WRITTEN PROBLEM:
Each line of the material below that holds the word "rate" needs to be copied.

RECORDS PROVIDED:
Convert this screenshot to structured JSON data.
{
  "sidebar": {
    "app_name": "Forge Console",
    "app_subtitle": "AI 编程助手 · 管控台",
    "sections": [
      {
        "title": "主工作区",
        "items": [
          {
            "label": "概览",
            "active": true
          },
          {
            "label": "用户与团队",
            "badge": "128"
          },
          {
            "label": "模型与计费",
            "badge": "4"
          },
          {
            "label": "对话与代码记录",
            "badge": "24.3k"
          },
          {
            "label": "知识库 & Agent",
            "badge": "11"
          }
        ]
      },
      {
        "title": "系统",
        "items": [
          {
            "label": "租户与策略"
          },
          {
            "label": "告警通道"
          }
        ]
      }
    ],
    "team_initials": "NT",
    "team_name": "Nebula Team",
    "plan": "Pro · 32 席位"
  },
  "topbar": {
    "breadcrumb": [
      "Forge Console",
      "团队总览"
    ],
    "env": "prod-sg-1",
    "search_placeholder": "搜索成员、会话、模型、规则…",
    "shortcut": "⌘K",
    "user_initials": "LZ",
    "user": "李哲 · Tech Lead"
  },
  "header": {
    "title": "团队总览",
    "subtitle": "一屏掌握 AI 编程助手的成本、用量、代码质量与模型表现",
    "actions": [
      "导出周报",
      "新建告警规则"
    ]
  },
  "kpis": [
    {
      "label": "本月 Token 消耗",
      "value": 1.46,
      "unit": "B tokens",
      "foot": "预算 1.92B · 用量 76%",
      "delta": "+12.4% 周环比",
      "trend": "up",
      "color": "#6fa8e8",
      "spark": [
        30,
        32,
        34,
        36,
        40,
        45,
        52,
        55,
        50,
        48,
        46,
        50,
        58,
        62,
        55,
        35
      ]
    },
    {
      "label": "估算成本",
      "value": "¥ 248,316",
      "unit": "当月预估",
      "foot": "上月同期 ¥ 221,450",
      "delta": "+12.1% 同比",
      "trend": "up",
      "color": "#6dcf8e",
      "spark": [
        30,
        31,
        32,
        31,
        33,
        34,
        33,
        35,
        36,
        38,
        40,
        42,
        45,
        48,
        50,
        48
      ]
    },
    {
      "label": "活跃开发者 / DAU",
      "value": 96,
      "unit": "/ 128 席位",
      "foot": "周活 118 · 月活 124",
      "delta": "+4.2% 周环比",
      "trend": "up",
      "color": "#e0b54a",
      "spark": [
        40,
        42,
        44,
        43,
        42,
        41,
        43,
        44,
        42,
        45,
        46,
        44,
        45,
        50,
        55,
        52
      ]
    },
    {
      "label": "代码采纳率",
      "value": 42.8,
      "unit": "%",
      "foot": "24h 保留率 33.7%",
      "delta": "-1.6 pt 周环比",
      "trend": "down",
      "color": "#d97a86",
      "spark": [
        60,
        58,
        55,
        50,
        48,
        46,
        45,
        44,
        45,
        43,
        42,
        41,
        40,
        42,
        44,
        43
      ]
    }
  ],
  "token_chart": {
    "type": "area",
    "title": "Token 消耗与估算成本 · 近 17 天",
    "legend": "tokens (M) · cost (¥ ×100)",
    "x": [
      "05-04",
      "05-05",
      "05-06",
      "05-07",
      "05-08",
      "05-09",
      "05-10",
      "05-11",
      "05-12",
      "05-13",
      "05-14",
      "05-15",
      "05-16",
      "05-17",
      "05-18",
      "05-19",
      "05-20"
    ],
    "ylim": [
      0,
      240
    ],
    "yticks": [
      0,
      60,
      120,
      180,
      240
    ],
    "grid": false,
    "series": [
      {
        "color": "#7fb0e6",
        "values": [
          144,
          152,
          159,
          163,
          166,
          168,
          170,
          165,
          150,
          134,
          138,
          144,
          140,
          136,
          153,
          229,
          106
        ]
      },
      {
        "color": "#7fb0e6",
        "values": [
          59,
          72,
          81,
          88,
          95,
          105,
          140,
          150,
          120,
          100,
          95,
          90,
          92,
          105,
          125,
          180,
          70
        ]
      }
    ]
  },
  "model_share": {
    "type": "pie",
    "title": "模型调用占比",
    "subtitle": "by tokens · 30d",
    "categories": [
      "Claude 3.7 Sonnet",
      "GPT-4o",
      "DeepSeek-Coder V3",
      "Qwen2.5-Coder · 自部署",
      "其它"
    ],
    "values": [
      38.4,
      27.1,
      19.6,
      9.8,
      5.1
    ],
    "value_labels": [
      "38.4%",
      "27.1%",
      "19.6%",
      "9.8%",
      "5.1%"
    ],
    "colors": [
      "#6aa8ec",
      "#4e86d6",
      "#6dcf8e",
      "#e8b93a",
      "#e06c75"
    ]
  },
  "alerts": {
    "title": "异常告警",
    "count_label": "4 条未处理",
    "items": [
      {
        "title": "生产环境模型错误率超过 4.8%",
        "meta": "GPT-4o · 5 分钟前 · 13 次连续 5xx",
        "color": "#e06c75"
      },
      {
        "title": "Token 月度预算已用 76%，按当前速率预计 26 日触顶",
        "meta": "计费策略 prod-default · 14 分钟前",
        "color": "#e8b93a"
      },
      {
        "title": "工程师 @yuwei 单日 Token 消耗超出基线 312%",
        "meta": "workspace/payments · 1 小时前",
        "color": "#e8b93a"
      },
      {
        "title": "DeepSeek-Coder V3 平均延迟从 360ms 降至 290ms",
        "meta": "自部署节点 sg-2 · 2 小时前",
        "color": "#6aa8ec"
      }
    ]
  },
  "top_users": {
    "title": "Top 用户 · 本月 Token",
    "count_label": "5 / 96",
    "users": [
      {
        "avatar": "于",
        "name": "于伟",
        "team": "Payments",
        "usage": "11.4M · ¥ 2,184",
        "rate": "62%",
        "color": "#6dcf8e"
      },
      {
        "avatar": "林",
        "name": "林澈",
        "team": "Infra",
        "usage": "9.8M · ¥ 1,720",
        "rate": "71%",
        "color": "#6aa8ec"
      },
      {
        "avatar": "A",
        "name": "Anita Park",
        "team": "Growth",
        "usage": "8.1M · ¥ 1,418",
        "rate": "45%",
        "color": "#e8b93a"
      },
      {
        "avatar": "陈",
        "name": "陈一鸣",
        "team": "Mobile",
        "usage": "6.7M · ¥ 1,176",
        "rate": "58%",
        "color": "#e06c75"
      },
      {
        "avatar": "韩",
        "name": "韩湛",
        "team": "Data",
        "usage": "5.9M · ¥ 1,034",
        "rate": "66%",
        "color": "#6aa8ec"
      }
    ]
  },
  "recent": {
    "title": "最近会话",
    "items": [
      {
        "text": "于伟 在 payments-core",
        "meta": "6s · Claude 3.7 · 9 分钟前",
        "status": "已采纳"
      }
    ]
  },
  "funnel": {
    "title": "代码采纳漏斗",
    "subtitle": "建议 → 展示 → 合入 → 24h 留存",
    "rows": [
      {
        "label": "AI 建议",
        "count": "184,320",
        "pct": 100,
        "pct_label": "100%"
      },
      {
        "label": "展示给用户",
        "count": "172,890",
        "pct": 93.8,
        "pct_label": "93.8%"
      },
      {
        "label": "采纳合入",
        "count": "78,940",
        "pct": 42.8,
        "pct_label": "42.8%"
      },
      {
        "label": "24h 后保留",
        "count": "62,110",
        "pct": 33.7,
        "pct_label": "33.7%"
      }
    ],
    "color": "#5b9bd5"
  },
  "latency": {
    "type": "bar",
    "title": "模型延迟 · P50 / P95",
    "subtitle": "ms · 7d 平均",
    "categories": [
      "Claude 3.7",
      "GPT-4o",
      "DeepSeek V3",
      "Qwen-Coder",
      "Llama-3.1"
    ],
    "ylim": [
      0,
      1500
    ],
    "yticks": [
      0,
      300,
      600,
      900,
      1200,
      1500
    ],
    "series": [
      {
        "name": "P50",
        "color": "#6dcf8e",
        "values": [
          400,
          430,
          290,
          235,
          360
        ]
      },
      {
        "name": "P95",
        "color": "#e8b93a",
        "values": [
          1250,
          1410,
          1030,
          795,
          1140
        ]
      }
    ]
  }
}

RESPONSE:
        "rate": "62%",
        "rate": "71%",
        "rate": "45%",
        "rate": "58%",
        "rate": "66%",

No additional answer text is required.